**Task prompt**:
Search the records for the string "only" and report how many lines contain it, with nothing else.

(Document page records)
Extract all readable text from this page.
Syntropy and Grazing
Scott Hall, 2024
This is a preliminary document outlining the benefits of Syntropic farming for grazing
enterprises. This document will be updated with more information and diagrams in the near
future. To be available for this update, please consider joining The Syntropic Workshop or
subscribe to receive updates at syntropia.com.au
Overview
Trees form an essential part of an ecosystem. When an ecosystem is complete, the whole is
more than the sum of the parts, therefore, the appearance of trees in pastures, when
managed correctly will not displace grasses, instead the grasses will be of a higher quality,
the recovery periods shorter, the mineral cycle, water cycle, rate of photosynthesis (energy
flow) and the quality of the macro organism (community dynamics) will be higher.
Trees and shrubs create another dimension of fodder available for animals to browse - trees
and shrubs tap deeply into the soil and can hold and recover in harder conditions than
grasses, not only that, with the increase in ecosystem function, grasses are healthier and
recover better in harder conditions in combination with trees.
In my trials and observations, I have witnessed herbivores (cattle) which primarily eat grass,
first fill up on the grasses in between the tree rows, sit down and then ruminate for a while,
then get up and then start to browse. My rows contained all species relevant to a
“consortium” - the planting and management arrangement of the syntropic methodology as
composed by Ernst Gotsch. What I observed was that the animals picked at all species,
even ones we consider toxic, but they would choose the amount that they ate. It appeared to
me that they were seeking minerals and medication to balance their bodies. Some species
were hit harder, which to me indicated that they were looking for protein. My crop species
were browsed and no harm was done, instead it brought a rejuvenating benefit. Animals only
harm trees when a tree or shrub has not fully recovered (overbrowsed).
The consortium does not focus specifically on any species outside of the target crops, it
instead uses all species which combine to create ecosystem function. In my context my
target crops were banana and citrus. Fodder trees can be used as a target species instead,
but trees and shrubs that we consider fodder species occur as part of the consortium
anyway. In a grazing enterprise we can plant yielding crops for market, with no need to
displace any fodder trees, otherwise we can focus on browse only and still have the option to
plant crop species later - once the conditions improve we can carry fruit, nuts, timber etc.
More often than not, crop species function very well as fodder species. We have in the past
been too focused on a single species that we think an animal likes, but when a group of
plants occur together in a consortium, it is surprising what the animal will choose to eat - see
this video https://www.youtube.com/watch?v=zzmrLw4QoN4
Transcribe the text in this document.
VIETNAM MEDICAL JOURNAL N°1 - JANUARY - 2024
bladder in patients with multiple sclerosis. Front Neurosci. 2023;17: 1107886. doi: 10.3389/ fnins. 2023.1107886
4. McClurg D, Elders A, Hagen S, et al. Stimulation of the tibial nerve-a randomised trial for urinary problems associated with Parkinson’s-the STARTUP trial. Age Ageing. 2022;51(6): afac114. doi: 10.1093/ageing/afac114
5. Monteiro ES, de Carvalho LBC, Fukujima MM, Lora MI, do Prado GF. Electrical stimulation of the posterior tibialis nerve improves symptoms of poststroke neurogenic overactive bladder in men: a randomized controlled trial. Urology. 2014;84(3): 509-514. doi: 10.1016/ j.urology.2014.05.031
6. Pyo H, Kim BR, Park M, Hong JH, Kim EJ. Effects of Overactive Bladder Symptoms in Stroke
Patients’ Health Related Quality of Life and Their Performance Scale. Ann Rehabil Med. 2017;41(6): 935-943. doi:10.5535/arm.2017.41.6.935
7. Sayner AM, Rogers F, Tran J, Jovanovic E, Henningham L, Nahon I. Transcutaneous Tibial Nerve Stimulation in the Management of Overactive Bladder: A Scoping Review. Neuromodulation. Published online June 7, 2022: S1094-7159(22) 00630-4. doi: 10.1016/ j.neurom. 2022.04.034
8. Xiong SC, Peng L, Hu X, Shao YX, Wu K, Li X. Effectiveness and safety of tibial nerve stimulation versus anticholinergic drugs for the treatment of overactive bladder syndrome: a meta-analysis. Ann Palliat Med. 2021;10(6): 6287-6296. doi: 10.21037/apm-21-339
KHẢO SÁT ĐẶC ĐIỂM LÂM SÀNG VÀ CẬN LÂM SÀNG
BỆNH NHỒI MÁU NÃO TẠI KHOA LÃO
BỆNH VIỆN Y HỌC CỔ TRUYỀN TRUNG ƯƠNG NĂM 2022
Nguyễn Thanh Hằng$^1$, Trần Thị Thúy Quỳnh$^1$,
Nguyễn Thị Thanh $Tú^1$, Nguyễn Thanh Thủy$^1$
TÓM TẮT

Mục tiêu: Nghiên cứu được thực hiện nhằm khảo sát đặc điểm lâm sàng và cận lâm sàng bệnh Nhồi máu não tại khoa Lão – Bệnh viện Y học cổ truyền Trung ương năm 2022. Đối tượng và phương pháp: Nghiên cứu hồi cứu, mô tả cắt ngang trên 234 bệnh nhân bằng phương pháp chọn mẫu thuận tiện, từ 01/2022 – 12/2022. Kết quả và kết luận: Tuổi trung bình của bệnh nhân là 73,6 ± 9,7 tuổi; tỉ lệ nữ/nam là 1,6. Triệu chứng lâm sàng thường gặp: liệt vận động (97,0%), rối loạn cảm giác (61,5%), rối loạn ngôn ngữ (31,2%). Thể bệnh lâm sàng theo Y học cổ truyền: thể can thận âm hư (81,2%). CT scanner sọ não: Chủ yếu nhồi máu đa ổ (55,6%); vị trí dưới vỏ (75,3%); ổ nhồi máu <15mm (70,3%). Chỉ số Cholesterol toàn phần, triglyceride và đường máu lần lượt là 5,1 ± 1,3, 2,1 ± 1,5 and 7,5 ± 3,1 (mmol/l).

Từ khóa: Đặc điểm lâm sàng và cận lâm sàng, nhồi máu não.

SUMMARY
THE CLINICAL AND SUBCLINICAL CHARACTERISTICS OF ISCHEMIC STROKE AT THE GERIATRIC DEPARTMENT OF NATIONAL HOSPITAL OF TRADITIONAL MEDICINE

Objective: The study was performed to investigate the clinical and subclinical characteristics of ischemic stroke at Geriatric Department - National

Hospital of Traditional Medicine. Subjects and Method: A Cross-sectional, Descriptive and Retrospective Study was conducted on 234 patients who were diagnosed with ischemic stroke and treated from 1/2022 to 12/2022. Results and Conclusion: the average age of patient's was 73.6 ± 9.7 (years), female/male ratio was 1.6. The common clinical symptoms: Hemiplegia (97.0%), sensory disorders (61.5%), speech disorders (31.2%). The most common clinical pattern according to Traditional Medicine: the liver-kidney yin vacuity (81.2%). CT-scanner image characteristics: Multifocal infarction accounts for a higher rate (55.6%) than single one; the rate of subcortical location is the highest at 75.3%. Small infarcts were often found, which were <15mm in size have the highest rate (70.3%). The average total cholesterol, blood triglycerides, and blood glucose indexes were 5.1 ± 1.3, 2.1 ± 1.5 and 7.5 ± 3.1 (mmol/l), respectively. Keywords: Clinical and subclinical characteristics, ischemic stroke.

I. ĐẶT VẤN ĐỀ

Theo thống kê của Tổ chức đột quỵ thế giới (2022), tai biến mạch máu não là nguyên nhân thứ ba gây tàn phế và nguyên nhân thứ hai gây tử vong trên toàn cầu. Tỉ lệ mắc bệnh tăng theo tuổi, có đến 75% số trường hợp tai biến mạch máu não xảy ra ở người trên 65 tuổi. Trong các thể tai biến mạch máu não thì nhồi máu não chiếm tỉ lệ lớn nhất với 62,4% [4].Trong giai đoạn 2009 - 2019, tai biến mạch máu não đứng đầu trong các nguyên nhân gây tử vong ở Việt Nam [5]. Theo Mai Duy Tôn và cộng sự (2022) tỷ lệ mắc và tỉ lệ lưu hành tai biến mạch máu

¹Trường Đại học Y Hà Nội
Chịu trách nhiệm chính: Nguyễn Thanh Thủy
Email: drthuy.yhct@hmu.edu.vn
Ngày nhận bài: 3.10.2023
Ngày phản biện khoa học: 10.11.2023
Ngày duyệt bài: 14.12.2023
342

**Task response**:
3